### DESCRIPTION OF THE TASK
Copy out each line exactly as it appears.

### Stored items
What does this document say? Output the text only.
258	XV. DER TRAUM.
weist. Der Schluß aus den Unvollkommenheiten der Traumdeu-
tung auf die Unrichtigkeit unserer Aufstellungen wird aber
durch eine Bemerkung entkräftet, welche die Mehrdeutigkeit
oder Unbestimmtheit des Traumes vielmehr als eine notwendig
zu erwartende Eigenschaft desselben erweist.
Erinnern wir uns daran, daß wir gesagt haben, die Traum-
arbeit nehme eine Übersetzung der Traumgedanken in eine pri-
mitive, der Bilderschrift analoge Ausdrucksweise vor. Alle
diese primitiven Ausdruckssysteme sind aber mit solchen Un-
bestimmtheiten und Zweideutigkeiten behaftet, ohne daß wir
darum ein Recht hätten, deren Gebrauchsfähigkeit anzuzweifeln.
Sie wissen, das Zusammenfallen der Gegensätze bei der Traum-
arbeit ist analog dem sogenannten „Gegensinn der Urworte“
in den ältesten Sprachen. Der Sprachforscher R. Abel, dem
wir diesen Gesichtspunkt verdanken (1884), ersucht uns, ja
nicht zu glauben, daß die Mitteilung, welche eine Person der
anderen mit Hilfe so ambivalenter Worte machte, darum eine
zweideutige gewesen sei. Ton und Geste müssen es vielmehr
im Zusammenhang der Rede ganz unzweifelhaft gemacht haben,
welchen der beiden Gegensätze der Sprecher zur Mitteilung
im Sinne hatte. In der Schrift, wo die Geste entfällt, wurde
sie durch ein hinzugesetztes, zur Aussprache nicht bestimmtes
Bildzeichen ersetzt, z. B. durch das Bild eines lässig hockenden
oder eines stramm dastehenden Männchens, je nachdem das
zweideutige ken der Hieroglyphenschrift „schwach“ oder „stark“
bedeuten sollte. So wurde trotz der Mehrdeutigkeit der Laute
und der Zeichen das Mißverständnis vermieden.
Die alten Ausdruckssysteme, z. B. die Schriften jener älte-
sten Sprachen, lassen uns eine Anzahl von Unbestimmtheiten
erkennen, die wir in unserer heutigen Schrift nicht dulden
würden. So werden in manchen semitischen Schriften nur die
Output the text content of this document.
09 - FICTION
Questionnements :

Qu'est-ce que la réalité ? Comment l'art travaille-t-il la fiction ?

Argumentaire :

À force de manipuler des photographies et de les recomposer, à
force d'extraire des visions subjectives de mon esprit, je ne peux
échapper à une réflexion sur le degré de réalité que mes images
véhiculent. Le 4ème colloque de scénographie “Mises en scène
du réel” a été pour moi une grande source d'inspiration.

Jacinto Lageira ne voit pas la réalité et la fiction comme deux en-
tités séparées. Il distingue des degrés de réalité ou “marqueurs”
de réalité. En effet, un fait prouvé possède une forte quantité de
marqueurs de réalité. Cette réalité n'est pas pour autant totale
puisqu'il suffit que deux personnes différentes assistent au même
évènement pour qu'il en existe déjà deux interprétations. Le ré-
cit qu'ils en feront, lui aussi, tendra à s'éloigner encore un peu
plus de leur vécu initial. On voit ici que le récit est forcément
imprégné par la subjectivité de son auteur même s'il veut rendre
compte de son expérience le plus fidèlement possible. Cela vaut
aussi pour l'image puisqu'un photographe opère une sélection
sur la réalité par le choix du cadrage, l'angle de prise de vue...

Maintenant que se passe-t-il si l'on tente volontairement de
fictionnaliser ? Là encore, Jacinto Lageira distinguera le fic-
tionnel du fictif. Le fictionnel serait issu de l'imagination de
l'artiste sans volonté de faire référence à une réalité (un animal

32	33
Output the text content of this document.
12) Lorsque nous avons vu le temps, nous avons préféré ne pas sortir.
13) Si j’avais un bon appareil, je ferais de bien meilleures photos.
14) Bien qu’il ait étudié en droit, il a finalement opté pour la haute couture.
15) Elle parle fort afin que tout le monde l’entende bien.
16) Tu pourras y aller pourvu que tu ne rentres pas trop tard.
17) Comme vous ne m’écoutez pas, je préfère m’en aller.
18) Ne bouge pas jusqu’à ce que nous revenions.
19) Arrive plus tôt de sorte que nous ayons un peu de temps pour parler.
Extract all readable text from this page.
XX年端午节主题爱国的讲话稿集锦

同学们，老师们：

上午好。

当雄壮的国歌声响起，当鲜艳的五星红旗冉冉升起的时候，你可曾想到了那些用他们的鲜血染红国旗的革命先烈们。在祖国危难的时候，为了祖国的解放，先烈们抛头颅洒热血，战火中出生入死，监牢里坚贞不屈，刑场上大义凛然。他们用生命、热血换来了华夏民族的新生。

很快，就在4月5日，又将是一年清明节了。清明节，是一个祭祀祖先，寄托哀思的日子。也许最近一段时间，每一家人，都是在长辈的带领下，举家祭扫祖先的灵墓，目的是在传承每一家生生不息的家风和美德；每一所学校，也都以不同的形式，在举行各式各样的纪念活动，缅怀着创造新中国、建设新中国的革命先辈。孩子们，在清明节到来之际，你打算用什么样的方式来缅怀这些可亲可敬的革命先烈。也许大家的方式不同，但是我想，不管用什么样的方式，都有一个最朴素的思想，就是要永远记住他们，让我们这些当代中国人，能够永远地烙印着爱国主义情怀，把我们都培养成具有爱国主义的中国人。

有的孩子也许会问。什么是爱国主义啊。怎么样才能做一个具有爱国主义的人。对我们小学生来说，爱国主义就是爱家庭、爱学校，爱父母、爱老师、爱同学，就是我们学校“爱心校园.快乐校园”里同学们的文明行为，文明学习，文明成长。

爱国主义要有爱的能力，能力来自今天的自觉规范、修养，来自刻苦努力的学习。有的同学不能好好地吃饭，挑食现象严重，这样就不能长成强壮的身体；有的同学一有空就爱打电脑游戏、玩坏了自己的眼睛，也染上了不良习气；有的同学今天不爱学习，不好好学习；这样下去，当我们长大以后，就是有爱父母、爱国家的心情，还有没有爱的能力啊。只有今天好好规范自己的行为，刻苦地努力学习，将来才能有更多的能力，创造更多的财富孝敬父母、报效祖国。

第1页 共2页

### ANSWER TO THIS EXERCISE
What does this document say? Output the text only.
258	XV. DER TRAUM.
weist. Der Schluß aus den Unvollkommenheiten der Traumdeu-
tung auf die Unrichtigkeit unserer Aufstellungen wird aber
durch eine Bemerkung entkräftet, welche die Mehrdeutigkeit
oder Unbestimmtheit des Traumes vielmehr als eine notwendig
zu erwartende Eigenschaft desselben erweist.
Erinnern wir uns daran, daß wir gesagt haben, die Traum-
arbeit nehme eine Übersetzung der Traumgedanken in eine pri-
mitive, der Bilderschrift analoge Ausdrucksweise vor. Alle
diese primitiven Ausdruckssysteme sind aber mit solchen Un-
bestimmtheiten und Zweideutigkeiten behaftet, ohne daß wir
darum ein Recht hätten, deren Gebrauchsfähigkeit anzuzweifeln.
Sie wissen, das Zusammenfallen der Gegensätze bei der Traum-
arbeit ist analog dem sogenannten „Gegensinn der Urworte“
in den ältesten Sprachen. Der Sprachforscher R. Abel, dem
wir diesen Gesichtspunkt verdanken (1884), ersucht uns, ja
nicht zu glauben, daß die Mitteilung, welche eine Person der
anderen mit Hilfe so ambivalenter Worte machte, darum eine
zweideutige gewesen sei. Ton und Geste müssen es vielmehr
im Zusammenhang der Rede ganz unzweifelhaft gemacht haben,
welchen der beiden Gegensätze der Sprecher zur Mitteilung
im Sinne hatte. In der Schrift, wo die Geste entfällt, wurde
sie durch ein hinzugesetztes, zur Aussprache nicht bestimmtes
Bildzeichen ersetzt, z. B. durch das Bild eines lässig hockenden
oder eines stramm dastehenden Männchens, je nachdem das
zweideutige ken der Hieroglyphenschrift „schwach“ oder „stark“
bedeuten sollte. So wurde trotz der Mehrdeutigkeit der Laute
und der Zeichen das Mißverständnis vermieden.
Die alten Ausdruckssysteme, z. B. die Schriften jener älte-
sten Sprachen, lassen uns eine Anzahl von Unbestimmtheiten
erkennen, die wir in unserer heutigen Schrift nicht dulden
würden. So werden in manchen semitischen Schriften nur die
Output the text content of this document.
09 - FICTION
Questionnements :

Qu'est-ce que la réalité ? Comment l'art travaille-t-il la fiction ?

Argumentaire :

À force de manipuler des photographies et de les recomposer, à
force d'extraire des visions subjectives de mon esprit, je ne peux
échapper à une réflexion sur le degré de réalité que mes images
véhiculent. Le 4ème colloque de scénographie “Mises en scène
du réel” a été pour moi une grande source d'inspiration.

Jacinto Lageira ne voit pas la réalité et la fiction comme deux en-
tités séparées. Il distingue des degrés de réalité ou “marqueurs”
de réalité. En effet, un fait prouvé possède une forte quantité de
marqueurs de réalité. Cette réalité n'est pas pour autant totale
puisqu'il suffit que deux personnes différentes assistent au même
évènement pour qu'il en existe déjà deux interprétations. Le ré-
cit qu'ils en feront, lui aussi, tendra à s'éloigner encore un peu
plus de leur vécu initial. On voit ici que le récit est forcément
imprégné par la subjectivité de son auteur même s'il veut rendre
compte de son expérience le plus fidèlement possible. Cela vaut
aussi pour l'image puisqu'un photographe opère une sélection
sur la réalité par le choix du cadrage, l'angle de prise de vue...

Maintenant que se passe-t-il si l'on tente volontairement de
fictionnaliser ? Là encore, Jacinto Lageira distinguera le fic-
tionnel du fictif. Le fictionnel serait issu de l'imagination de
l'artiste sans volonté de faire référence à une réalité (un animal

32	33
Output the text content of this document.
12) Lorsque nous avons vu le temps, nous avons préféré ne pas sortir.
13) Si j’avais un bon appareil, je ferais de bien meilleures photos.
14) Bien qu’il ait étudié en droit, il a finalement opté pour la haute couture.
15) Elle parle fort afin que tout le monde l’entende bien.
16) Tu pourras y aller pourvu que tu ne rentres pas trop tard.
17) Comme vous ne m’écoutez pas, je préfère m’en aller.
18) Ne bouge pas jusqu’à ce que nous revenions.
19) Arrive plus tôt de sorte que nous ayons un peu de temps pour parler.
Extract all readable text from this page.
XX年端午节主题爱国的讲话稿集锦

同学们，老师们：

上午好。

当雄壮的国歌声响起，当鲜艳的五星红旗冉冉升起的时候，你可曾想到了那些用他们的鲜血染红国旗的革命先烈们。在祖国危难的时候，为了祖国的解放，先烈们抛头颅洒热血，战火中出生入死，监牢里坚贞不屈，刑场上大义凛然。他们用生命、热血换来了华夏民族的新生。

很快，就在4月5日，又将是一年清明节了。清明节，是一个祭祀祖先，寄托哀思的日子。也许最近一段时间，每一家人，都是在长辈的带领下，举家祭扫祖先的灵墓，目的是在传承每一家生生不息的家风和美德；每一所学校，也都以不同的形式，在举行各式各样的纪念活动，缅怀着创造新中国、建设新中国的革命先辈。孩子们，在清明节到来之际，你打算用什么样的方式来缅怀这些可亲可敬的革命先烈。也许大家的方式不同，但是我想，不管用什么样的方式，都有一个最朴素的思想，就是要永远记住他们，让我们这些当代中国人，能够永远地烙印着爱国主义情怀，把我们都培养成具有爱国主义的中国人。

有的孩子也许会问。什么是爱国主义啊。怎么样才能做一个具有爱国主义的人。对我们小学生来说，爱国主义就是爱家庭、爱学校，爱父母、爱老师、爱同学，就是我们学校“爱心校园.快乐校园”里同学们的文明行为，文明学习，文明成长。

爱国主义要有爱的能力，能力来自今天的自觉规范、修养，来自刻苦努力的学习。有的同学不能好好地吃饭，挑食现象严重，这样就不能长成强壮的身体；有的同学一有空就爱打电脑游戏、玩坏了自己的眼睛，也染上了不良习气；有的同学今天不爱学习，不好好学习；这样下去，当我们长大以后，就是有爱父母、爱国家的心情，还有没有爱的能力啊。只有今天好好规范自己的行为，刻苦地努力学习，将来才能有更多的能力，创造更多的财富孝敬父母、报效祖国。

第1页 共2页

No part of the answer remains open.